Show every line of the records below that contains the word "MunafaSutra".

-- START OF ENTRIES PROVIDED --

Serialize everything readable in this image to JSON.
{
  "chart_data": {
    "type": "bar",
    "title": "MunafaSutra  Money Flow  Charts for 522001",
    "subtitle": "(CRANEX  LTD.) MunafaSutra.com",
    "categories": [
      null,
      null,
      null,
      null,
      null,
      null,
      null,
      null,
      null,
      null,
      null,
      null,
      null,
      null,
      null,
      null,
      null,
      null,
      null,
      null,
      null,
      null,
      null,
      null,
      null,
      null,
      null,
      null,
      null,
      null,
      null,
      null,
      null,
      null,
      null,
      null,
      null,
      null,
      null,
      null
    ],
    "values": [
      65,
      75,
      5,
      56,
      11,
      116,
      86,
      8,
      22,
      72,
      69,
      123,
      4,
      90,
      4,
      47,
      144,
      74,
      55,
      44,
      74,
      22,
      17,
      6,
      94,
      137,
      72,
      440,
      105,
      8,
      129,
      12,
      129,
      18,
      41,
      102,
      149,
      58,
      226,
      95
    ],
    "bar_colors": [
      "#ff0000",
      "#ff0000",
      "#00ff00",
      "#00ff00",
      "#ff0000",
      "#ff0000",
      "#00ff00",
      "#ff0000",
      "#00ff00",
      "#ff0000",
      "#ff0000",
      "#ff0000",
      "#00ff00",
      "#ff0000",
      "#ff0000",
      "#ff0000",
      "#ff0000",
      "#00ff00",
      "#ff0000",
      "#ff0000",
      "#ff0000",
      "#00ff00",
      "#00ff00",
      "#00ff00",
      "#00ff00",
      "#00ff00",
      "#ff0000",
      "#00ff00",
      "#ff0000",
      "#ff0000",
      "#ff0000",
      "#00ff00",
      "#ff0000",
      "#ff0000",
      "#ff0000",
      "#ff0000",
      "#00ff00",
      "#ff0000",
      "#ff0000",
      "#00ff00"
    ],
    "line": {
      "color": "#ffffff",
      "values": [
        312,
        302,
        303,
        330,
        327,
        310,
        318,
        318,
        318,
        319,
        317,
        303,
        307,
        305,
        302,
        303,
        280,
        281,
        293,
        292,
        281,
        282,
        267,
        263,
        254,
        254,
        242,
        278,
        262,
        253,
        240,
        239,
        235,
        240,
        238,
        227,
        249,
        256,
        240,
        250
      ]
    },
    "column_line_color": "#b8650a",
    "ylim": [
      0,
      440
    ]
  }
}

-- END OF ENTRIES PROVIDED --

**EXPECTED OUTPUT**.
    "title": "MunafaSutra  Money Flow  Charts for 522001",
    "subtitle": "(CRANEX  LTD.) MunafaSutra.com",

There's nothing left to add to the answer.